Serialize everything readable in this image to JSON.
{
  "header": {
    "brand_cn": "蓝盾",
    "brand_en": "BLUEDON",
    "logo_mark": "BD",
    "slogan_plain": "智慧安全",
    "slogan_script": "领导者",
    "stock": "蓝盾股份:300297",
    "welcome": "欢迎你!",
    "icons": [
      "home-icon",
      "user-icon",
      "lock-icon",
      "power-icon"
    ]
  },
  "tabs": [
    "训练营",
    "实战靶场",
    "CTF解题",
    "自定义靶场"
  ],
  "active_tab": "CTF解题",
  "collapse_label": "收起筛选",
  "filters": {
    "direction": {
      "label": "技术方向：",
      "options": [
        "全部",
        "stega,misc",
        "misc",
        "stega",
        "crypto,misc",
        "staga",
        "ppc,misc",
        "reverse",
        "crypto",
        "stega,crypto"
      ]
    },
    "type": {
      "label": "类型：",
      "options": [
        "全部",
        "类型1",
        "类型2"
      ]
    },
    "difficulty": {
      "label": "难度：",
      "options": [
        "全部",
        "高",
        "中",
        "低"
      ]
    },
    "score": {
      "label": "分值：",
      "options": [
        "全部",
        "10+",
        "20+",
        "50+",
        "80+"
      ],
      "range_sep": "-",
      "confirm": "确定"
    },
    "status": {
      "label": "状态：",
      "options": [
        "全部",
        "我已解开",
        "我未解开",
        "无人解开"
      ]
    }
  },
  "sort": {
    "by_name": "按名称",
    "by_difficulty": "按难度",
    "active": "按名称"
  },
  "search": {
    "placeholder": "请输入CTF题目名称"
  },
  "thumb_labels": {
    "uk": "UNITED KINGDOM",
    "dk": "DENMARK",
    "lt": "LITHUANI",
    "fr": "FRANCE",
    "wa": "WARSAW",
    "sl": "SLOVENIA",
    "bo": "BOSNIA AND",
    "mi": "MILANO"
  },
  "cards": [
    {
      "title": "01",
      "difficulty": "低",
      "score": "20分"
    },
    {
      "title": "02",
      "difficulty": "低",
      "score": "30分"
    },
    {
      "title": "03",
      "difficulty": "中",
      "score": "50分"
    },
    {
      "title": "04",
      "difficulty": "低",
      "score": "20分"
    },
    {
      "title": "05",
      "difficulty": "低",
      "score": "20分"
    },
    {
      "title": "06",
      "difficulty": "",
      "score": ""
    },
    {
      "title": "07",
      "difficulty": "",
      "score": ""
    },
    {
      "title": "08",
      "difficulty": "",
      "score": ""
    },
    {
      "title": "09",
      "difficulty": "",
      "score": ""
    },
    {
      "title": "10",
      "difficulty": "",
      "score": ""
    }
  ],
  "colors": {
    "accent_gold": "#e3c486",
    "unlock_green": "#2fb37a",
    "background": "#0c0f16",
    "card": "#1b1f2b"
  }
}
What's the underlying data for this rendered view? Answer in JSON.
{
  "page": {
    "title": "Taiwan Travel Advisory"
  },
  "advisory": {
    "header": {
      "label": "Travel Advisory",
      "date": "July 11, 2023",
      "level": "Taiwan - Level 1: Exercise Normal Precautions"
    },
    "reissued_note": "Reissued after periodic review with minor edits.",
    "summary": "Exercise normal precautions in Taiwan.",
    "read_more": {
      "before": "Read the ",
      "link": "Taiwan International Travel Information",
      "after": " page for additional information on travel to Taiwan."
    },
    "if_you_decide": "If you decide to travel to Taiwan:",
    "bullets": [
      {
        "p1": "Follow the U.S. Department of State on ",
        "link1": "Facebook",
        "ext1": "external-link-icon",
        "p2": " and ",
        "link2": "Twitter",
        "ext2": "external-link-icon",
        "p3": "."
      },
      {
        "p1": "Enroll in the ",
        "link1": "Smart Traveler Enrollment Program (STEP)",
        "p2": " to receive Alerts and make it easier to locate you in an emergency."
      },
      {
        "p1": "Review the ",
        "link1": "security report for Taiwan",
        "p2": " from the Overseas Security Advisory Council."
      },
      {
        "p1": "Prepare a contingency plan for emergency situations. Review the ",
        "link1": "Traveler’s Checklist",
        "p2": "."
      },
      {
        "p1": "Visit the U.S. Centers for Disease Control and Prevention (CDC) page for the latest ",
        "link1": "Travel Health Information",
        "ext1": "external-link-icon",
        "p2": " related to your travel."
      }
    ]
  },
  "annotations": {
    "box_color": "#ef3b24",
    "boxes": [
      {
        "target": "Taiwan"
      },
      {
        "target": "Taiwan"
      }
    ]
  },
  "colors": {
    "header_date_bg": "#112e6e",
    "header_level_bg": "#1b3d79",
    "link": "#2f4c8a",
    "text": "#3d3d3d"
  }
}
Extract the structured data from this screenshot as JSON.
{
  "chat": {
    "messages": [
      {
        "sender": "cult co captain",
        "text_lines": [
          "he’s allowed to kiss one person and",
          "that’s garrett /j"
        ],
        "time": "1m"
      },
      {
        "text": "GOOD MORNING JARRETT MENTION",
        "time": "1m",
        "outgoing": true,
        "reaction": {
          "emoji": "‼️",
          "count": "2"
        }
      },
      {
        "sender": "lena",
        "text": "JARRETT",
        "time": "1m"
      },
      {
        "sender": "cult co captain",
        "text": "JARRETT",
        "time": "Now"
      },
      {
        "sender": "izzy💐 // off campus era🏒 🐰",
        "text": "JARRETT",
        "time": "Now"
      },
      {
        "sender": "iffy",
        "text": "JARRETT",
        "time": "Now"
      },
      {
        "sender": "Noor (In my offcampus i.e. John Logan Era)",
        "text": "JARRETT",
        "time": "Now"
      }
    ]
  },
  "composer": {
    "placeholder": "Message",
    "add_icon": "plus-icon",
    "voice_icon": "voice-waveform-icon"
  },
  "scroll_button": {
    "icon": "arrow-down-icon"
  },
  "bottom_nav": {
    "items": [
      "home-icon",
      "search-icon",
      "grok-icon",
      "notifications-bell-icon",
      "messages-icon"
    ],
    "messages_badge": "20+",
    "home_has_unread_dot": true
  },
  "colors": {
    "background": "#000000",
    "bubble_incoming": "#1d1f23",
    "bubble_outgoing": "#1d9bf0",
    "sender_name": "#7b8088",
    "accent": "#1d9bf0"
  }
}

- [GOAL OF THE EXERCISE]
Every entry above should be retyped exactly as shown.

- [WORKED ANSWER]
Serialize everything readable in this image to JSON.
{
  "header": {
    "brand_cn": "蓝盾",
    "brand_en": "BLUEDON",
    "logo_mark": "BD",
    "slogan_plain": "智慧安全",
    "slogan_script": "领导者",
    "stock": "蓝盾股份:300297",
    "welcome": "欢迎你!",
    "icons": [
      "home-icon",
      "user-icon",
      "lock-icon",
      "power-icon"
    ]
  },
  "tabs": [
    "训练营",
    "实战靶场",
    "CTF解题",
    "自定义靶场"
  ],
  "active_tab": "CTF解题",
  "collapse_label": "收起筛选",
  "filters": {
    "direction": {
      "label": "技术方向：",
      "options": [
        "全部",
        "stega,misc",
        "misc",
        "stega",
        "crypto,misc",
        "staga",
        "ppc,misc",
        "reverse",
        "crypto",
        "stega,crypto"
      ]
    },
    "type": {
      "label": "类型：",
      "options": [
        "全部",
        "类型1",
        "类型2"
      ]
    },
    "difficulty": {
      "label": "难度：",
      "options": [
        "全部",
        "高",
        "中",
        "低"
      ]
    },
    "score": {
      "label": "分值：",
      "options": [
        "全部",
        "10+",
        "20+",
        "50+",
        "80+"
      ],
      "range_sep": "-",
      "confirm": "确定"
    },
    "status": {
      "label": "状态：",
      "options": [
        "全部",
        "我已解开",
        "我未解开",
        "无人解开"
      ]
    }
  },
  "sort": {
    "by_name": "按名称",
    "by_difficulty": "按难度",
    "active": "按名称"
  },
  "search": {
    "placeholder": "请输入CTF题目名称"
  },
  "thumb_labels": {
    "uk": "UNITED KINGDOM",
    "dk": "DENMARK",
    "lt": "LITHUANI",
    "fr": "FRANCE",
    "wa": "WARSAW",
    "sl": "SLOVENIA",
    "bo": "BOSNIA AND",
    "mi": "MILANO"
  },
  "cards": [
    {
      "title": "01",
      "difficulty": "低",
      "score": "20分"
    },
    {
      "title": "02",
      "difficulty": "低",
      "score": "30分"
    },
    {
      "title": "03",
      "difficulty": "中",
      "score": "50分"
    },
    {
      "title": "04",
      "difficulty": "低",
      "score": "20分"
    },
    {
      "title": "05",
      "difficulty": "低",
      "score": "20分"
    },
    {
      "title": "06",
      "difficulty": "",
      "score": ""
    },
    {
      "title": "07",
      "difficulty": "",
      "score": ""
    },
    {
      "title": "08",
      "difficulty": "",
      "score": ""
    },
    {
      "title": "09",
      "difficulty": "",
      "score": ""
    },
    {
      "title": "10",
      "difficulty": "",
      "score": ""
    }
  ],
  "colors": {
    "accent_gold": "#e3c486",
    "unlock_green": "#2fb37a",
    "background": "#0c0f16",
    "card": "#1b1f2b"
  }
}
What's the underlying data for this rendered view? Answer in JSON.
{
  "page": {
    "title": "Taiwan Travel Advisory"
  },
  "advisory": {
    "header": {
      "label": "Travel Advisory",
      "date": "July 11, 2023",
      "level": "Taiwan - Level 1: Exercise Normal Precautions"
    },
    "reissued_note": "Reissued after periodic review with minor edits.",
    "summary": "Exercise normal precautions in Taiwan.",
    "read_more": {
      "before": "Read the ",
      "link": "Taiwan International Travel Information",
      "after": " page for additional information on travel to Taiwan."
    },
    "if_you_decide": "If you decide to travel to Taiwan:",
    "bullets": [
      {
        "p1": "Follow the U.S. Department of State on ",
        "link1": "Facebook",
        "ext1": "external-link-icon",
        "p2": " and ",
        "link2": "Twitter",
        "ext2": "external-link-icon",
        "p3": "."
      },
      {
        "p1": "Enroll in the ",
        "link1": "Smart Traveler Enrollment Program (STEP)",
        "p2": " to receive Alerts and make it easier to locate you in an emergency."
      },
      {
        "p1": "Review the ",
        "link1": "security report for Taiwan",
        "p2": " from the Overseas Security Advisory Council."
      },
      {
        "p1": "Prepare a contingency plan for emergency situations. Review the ",
        "link1": "Traveler’s Checklist",
        "p2": "."
      },
      {
        "p1": "Visit the U.S. Centers for Disease Control and Prevention (CDC) page for the latest ",
        "link1": "Travel Health Information",
        "ext1": "external-link-icon",
        "p2": " related to your travel."
      }
    ]
  },
  "annotations": {
    "box_color": "#ef3b24",
    "boxes": [
      {
        "target": "Taiwan"
      },
      {
        "target": "Taiwan"
      }
    ]
  },
  "colors": {
    "header_date_bg": "#112e6e",
    "header_level_bg": "#1b3d79",
    "link": "#2f4c8a",
    "text": "#3d3d3d"
  }
}
Extract the structured data from this screenshot as JSON.
{
  "chat": {
    "messages": [
      {
        "sender": "cult co captain",
        "text_lines": [
          "he’s allowed to kiss one person and",
          "that’s garrett /j"
        ],
        "time": "1m"
      },
      {
        "text": "GOOD MORNING JARRETT MENTION",
        "time": "1m",
        "outgoing": true,
        "reaction": {
          "emoji": "‼️",
          "count": "2"
        }
      },
      {
        "sender": "lena",
        "text": "JARRETT",
        "time": "1m"
      },
      {
        "sender": "cult co captain",
        "text": "JARRETT",
        "time": "Now"
      },
      {
        "sender": "izzy💐 // off campus era🏒 🐰",
        "text": "JARRETT",
        "time": "Now"
      },
      {
        "sender": "iffy",
        "text": "JARRETT",
        "time": "Now"
      },
      {
        "sender": "Noor (In my offcampus i.e. John Logan Era)",
        "text": "JARRETT",
        "time": "Now"
      }
    ]
  },
  "composer": {
    "placeholder": "Message",
    "add_icon": "plus-icon",
    "voice_icon": "voice-waveform-icon"
  },
  "scroll_button": {
    "icon": "arrow-down-icon"
  },
  "bottom_nav": {
    "items": [
      "home-icon",
      "search-icon",
      "grok-icon",
      "notifications-bell-icon",
      "messages-icon"
    ],
    "messages_badge": "20+",
    "home_has_unread_dot": true
  },
  "colors": {
    "background": "#000000",
    "bubble_incoming": "#1d1f23",
    "bubble_outgoing": "#1d9bf0",
    "sender_name": "#7b8088",
    "accent": "#1d9bf0"
  }
}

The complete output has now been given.